- _MATERIAL_
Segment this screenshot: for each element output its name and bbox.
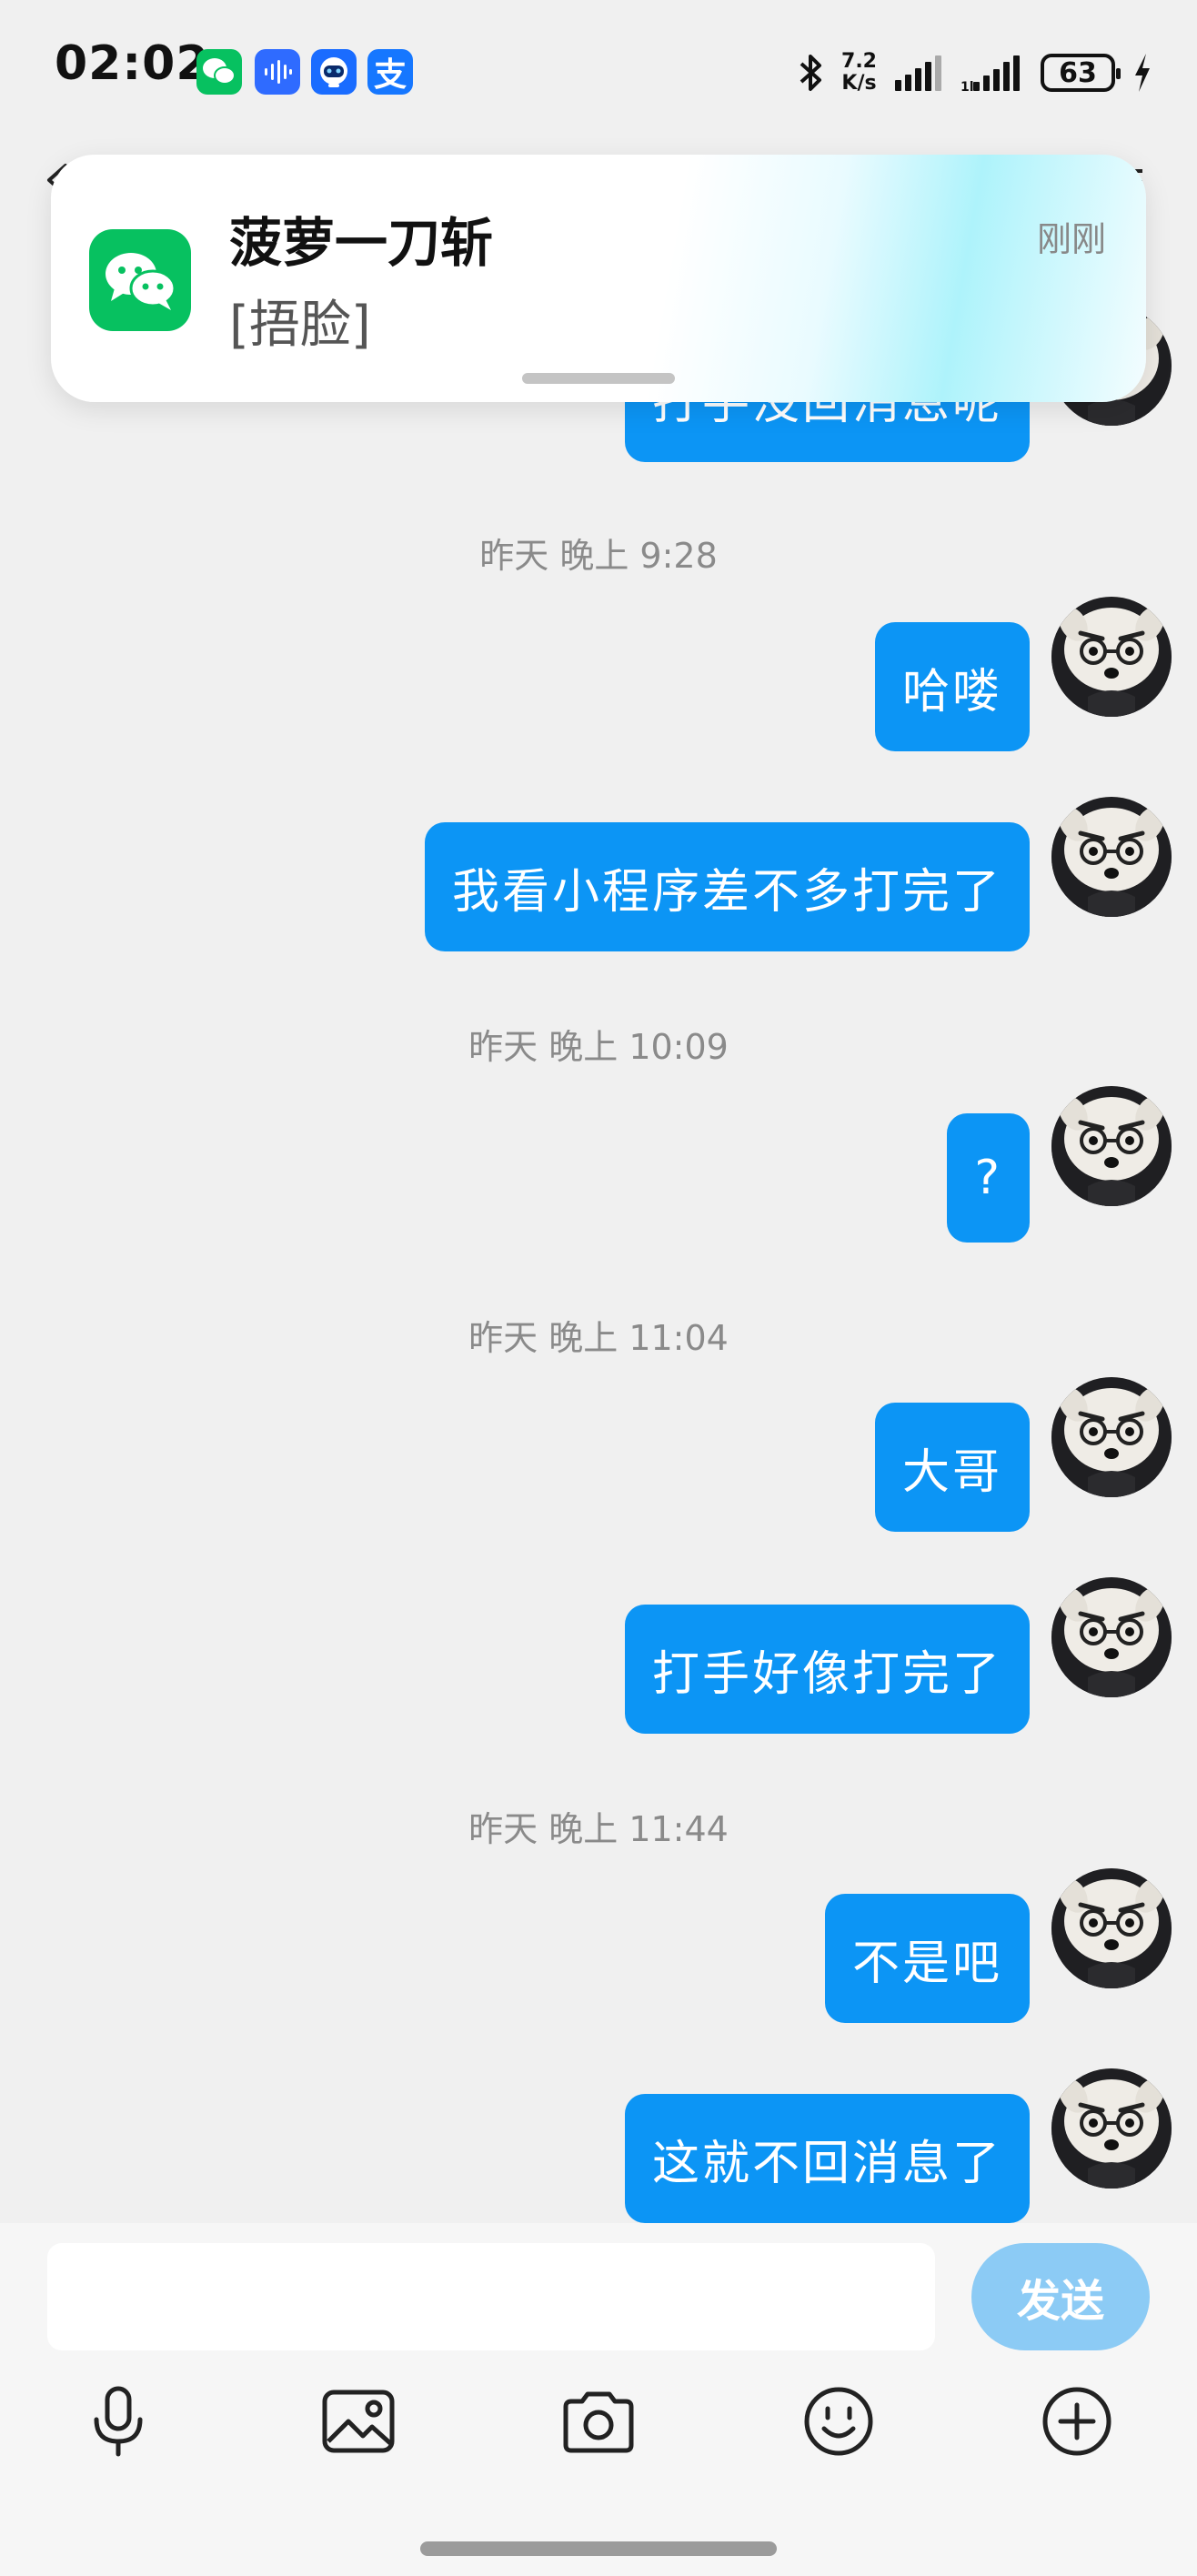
avatar[interactable] (1051, 1577, 1172, 1697)
timestamp: 昨天 晚上 9:28 (479, 536, 718, 576)
wechat-notification-banner[interactable]: 菠萝一刀斩 [捂脸] 刚刚 (51, 155, 1146, 402)
avatar[interactable] (1051, 1377, 1172, 1497)
timestamp: 昨天 晚上 11:44 (468, 1809, 729, 1849)
avatar[interactable] (1051, 597, 1172, 717)
avatar[interactable] (1051, 797, 1172, 917)
avatar[interactable] (1051, 1868, 1172, 1988)
emoji-icon[interactable] (799, 2381, 879, 2461)
mic-icon[interactable] (78, 2381, 158, 2461)
home-indicator[interactable] (420, 2541, 777, 2556)
notification-sender: 菠萝一刀斩 (229, 212, 494, 274)
chat-bubble[interactable]: 哈喽 (874, 622, 1030, 751)
chat-bubble[interactable]: 大哥 (874, 1403, 1030, 1532)
notification-time: 刚刚 (1036, 219, 1106, 259)
camera-icon[interactable] (558, 2381, 639, 2461)
notification-message: [捂脸] (229, 296, 371, 355)
plus-icon[interactable] (1037, 2381, 1117, 2461)
message-input[interactable] (47, 2243, 935, 2350)
image-icon[interactable] (318, 2381, 398, 2461)
avatar[interactable] (1051, 2068, 1172, 2189)
message-input-bar: 发送 (0, 2223, 1197, 2576)
timestamp: 昨天 晚上 10:09 (468, 1027, 729, 1067)
chat-bubble[interactable]: 我看小程序差不多打完了 (424, 822, 1030, 951)
chat-bubble[interactable]: 打手好像打完了 (624, 1605, 1030, 1734)
send-button[interactable]: 发送 (971, 2243, 1150, 2350)
notification-drag-handle[interactable] (522, 373, 675, 384)
chat-bubble[interactable]: 这就不回消息了 (624, 2094, 1030, 2223)
wechat-icon (89, 229, 191, 331)
avatar[interactable] (1051, 1086, 1172, 1206)
chat-bubble[interactable]: 不是吧 (824, 1894, 1030, 2023)
chat-bubble[interactable]: ? (947, 1113, 1030, 1243)
timestamp: 昨天 晚上 11:04 (468, 1318, 729, 1358)
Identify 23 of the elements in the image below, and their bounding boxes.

- _AIM OF THE TASK_
Copy all of the items above word for word, and leave the pictures out of your copy.

- _SOLUTION_
Segment this screenshot: for each element output its name and bbox.
avatar[interactable] (1051, 1577, 1172, 1697)
timestamp: 昨天 晚上 9:28 (479, 536, 718, 576)
wechat-notification-banner[interactable]: 菠萝一刀斩 [捂脸] 刚刚 (51, 155, 1146, 402)
avatar[interactable] (1051, 1377, 1172, 1497)
timestamp: 昨天 晚上 11:44 (468, 1809, 729, 1849)
avatar[interactable] (1051, 597, 1172, 717)
avatar[interactable] (1051, 797, 1172, 917)
avatar[interactable] (1051, 1868, 1172, 1988)
emoji-icon[interactable] (799, 2381, 879, 2461)
mic-icon[interactable] (78, 2381, 158, 2461)
home-indicator[interactable] (420, 2541, 777, 2556)
notification-sender: 菠萝一刀斩 (229, 212, 494, 274)
chat-bubble[interactable]: 哈喽 (874, 622, 1030, 751)
chat-bubble[interactable]: 大哥 (874, 1403, 1030, 1532)
notification-time: 刚刚 (1036, 219, 1106, 259)
camera-icon[interactable] (558, 2381, 639, 2461)
notification-message: [捂脸] (229, 296, 371, 355)
plus-icon[interactable] (1037, 2381, 1117, 2461)
message-input[interactable] (47, 2243, 935, 2350)
image-icon[interactable] (318, 2381, 398, 2461)
avatar[interactable] (1051, 2068, 1172, 2189)
message-input-bar: 发送 (0, 2223, 1197, 2576)
timestamp: 昨天 晚上 10:09 (468, 1027, 729, 1067)
chat-bubble[interactable]: 我看小程序差不多打完了 (424, 822, 1030, 951)
chat-bubble[interactable]: 打手好像打完了 (624, 1605, 1030, 1734)
send-button[interactable]: 发送 (971, 2243, 1150, 2350)
notification-drag-handle[interactable] (522, 373, 675, 384)
chat-bubble[interactable]: 这就不回消息了 (624, 2094, 1030, 2223)
wechat-icon (89, 229, 191, 331)
avatar[interactable] (1051, 1086, 1172, 1206)
chat-bubble[interactable]: 不是吧 (824, 1894, 1030, 2023)
chat-bubble[interactable]: ? (947, 1113, 1030, 1243)
timestamp: 昨天 晚上 11:04 (468, 1318, 729, 1358)
Identify 23 of the elements in the image below, and their bounding boxes.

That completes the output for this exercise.